■ Task instructions: Where a line contains the word "Automatically", copy that line.

[START]

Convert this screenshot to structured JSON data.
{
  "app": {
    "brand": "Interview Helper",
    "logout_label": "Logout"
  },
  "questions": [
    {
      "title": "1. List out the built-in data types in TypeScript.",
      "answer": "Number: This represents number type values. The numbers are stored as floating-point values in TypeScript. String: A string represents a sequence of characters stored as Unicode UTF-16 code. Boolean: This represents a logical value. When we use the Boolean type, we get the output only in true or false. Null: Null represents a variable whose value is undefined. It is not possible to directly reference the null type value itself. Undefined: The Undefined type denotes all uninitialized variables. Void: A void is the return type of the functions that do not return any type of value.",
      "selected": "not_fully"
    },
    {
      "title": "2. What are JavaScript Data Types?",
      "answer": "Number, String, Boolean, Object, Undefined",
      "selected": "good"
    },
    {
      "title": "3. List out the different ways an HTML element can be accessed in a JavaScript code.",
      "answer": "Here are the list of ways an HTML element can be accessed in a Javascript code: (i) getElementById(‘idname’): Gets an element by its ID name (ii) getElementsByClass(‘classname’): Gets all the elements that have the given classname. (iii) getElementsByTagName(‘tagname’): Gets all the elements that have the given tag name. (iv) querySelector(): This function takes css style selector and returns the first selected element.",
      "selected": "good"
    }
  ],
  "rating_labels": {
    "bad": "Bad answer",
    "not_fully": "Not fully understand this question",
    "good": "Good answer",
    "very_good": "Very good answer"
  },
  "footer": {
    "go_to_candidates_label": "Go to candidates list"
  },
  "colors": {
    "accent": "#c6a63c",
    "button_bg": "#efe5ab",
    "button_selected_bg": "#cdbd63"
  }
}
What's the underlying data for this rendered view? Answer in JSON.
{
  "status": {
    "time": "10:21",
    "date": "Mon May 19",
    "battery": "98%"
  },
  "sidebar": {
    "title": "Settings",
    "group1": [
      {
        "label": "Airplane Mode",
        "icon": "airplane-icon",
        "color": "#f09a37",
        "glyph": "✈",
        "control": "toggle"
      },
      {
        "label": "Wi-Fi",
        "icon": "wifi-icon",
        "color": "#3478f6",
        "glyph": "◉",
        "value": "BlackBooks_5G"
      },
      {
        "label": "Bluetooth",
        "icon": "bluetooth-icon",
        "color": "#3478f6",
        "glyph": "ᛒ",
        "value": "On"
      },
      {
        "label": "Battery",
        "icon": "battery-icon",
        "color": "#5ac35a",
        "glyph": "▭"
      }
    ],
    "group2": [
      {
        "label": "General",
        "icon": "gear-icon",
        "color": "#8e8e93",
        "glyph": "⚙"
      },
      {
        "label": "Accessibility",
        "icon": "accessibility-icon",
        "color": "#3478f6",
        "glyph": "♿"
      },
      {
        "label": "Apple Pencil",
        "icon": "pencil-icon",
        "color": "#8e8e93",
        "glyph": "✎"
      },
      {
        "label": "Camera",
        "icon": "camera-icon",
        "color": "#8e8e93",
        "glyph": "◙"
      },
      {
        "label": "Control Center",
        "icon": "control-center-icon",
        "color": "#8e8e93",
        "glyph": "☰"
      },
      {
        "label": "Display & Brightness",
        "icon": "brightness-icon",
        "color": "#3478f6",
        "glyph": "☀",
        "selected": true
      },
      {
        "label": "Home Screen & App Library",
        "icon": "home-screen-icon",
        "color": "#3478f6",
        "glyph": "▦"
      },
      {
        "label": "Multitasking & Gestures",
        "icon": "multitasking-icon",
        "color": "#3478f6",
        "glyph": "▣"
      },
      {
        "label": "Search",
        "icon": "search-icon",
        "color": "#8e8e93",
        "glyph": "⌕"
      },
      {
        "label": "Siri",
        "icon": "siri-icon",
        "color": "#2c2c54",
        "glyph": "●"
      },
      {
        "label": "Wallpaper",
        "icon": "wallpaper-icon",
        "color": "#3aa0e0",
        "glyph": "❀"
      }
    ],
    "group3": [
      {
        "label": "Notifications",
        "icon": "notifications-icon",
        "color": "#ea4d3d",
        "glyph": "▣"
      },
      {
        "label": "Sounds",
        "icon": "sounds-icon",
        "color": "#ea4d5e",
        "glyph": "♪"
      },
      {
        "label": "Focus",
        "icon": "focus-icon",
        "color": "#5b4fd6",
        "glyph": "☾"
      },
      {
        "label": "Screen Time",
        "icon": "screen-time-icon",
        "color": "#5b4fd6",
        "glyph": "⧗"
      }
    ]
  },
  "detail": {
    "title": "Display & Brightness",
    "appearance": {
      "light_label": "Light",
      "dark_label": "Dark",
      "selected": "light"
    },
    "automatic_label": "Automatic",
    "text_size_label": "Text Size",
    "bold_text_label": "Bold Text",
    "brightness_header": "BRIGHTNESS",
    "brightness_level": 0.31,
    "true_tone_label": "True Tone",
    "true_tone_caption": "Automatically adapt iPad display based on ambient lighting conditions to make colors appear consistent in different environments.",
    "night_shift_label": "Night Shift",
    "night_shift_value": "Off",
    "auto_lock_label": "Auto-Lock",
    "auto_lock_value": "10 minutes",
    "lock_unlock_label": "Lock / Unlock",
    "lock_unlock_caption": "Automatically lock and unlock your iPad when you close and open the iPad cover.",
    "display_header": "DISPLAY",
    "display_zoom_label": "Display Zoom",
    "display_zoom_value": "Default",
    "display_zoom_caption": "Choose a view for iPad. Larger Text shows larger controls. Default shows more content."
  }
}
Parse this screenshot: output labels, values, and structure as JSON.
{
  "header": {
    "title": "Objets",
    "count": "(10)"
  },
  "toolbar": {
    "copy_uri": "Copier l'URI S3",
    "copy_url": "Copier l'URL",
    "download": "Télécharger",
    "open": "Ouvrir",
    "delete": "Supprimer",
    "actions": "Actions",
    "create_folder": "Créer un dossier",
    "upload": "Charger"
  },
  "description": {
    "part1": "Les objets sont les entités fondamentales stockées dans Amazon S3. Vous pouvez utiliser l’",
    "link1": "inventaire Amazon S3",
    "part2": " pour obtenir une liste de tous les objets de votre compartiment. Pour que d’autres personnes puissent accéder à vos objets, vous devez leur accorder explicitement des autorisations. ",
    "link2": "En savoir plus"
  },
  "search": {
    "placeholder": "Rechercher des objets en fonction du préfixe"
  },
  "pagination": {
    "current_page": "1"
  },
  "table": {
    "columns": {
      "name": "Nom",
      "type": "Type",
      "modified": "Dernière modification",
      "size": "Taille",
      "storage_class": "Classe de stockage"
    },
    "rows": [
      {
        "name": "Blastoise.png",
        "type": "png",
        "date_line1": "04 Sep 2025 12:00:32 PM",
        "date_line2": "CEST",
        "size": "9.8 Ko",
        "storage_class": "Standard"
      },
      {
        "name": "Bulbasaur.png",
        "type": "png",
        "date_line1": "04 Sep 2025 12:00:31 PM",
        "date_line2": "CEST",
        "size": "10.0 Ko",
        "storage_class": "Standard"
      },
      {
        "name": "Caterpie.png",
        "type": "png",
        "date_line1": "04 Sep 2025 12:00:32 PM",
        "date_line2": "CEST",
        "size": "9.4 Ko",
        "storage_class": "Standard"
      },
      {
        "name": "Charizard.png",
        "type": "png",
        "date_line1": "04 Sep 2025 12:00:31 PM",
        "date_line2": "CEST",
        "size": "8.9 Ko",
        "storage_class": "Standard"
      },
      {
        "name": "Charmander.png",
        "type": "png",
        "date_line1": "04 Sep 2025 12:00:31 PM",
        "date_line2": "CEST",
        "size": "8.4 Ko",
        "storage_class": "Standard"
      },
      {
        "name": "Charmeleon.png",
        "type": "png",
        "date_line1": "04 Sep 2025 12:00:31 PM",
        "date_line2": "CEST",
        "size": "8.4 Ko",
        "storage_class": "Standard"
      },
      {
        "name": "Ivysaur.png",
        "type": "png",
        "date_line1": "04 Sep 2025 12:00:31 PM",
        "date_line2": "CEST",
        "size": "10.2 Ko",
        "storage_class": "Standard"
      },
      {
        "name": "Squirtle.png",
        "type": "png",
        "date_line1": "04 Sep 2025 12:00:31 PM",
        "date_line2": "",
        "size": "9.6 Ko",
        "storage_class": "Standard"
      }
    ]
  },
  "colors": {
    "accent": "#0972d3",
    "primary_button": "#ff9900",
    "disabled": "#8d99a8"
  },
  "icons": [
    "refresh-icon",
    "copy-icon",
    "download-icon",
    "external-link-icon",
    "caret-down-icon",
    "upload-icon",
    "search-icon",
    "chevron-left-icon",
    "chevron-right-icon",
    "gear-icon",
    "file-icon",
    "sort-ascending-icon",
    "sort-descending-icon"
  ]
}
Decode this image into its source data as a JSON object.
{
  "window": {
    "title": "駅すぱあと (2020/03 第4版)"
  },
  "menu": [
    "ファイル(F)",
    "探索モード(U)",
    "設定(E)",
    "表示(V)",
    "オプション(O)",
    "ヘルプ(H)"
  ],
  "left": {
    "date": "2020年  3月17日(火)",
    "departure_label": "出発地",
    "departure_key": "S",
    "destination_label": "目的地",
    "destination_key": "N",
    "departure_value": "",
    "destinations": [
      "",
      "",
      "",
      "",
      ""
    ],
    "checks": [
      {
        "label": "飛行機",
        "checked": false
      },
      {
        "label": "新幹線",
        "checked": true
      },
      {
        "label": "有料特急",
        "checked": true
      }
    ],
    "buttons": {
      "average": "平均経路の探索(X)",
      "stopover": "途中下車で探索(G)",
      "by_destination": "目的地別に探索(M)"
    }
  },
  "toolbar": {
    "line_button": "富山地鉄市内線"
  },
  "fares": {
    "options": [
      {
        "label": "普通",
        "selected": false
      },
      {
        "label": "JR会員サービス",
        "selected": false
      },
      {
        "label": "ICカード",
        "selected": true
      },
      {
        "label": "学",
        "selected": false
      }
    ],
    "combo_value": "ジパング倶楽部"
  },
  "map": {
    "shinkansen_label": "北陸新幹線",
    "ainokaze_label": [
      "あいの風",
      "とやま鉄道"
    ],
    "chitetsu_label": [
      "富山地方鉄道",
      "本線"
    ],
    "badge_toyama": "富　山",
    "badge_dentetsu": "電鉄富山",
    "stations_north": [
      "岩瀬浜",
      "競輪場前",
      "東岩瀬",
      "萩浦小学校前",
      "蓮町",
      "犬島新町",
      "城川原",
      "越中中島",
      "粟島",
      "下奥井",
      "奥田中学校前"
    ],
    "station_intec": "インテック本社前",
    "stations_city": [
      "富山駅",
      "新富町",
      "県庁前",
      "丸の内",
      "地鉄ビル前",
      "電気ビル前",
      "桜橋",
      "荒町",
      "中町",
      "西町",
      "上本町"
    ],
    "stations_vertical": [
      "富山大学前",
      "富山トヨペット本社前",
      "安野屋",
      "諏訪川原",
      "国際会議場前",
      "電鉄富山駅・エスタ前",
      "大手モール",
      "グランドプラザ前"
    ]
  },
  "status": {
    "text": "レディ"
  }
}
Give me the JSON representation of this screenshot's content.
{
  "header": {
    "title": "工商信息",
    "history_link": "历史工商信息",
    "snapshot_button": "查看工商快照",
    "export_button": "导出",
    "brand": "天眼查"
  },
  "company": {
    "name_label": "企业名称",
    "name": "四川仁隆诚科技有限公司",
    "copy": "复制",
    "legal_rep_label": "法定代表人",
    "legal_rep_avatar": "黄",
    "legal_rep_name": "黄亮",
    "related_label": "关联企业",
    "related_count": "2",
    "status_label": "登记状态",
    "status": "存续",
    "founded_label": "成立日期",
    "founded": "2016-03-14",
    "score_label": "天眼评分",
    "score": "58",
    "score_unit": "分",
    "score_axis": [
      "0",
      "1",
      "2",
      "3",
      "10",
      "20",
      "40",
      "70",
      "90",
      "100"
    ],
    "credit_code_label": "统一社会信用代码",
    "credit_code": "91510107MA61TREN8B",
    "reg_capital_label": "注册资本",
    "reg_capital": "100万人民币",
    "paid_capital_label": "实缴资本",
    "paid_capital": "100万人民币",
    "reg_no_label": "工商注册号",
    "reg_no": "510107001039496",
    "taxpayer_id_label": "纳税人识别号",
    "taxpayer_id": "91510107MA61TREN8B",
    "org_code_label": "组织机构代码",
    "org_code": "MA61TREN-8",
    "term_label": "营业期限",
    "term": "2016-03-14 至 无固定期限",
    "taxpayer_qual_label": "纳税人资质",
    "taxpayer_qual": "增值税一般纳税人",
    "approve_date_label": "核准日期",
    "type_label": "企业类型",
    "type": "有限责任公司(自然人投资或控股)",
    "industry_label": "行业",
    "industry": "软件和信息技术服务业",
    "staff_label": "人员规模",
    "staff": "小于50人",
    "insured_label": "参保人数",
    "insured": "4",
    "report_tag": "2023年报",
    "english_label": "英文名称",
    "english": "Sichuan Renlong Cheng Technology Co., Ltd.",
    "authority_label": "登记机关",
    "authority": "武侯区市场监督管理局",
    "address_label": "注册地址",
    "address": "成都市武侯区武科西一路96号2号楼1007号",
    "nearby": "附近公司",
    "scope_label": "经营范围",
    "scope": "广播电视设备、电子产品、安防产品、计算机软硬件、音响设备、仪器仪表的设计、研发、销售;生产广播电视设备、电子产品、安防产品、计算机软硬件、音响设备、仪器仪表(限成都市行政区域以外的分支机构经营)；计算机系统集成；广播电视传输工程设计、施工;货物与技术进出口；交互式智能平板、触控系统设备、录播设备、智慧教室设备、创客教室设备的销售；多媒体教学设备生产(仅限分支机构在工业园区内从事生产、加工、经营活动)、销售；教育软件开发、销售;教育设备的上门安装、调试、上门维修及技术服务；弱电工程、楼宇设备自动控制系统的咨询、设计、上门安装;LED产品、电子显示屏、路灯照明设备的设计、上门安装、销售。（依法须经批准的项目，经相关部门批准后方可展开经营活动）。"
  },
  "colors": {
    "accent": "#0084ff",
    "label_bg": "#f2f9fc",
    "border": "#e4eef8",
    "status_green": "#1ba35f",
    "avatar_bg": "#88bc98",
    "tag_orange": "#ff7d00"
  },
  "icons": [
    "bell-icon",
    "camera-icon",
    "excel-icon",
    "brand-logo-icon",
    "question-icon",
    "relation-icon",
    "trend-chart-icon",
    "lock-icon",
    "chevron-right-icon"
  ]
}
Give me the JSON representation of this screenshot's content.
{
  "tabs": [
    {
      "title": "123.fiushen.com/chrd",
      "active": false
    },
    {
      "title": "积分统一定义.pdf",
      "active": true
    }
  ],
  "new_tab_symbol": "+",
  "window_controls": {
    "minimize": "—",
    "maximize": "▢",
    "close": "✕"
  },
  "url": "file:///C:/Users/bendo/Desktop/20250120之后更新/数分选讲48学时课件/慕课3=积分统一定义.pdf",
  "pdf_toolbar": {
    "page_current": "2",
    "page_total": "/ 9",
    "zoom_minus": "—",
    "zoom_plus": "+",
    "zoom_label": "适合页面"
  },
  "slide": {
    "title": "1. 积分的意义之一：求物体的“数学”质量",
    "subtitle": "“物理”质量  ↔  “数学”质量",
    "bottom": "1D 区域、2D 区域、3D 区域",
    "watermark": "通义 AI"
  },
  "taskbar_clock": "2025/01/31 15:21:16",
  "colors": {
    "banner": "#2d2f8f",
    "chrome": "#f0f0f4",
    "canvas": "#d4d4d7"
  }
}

[END]

■ Written response:
    "true_tone_caption": "Automatically adapt iPad display based on ambient lighting conditions to make colors appear consistent in different environments.",
    "lock_unlock_caption": "Automatically lock and unlock your iPad when you close and open the iPad cover.",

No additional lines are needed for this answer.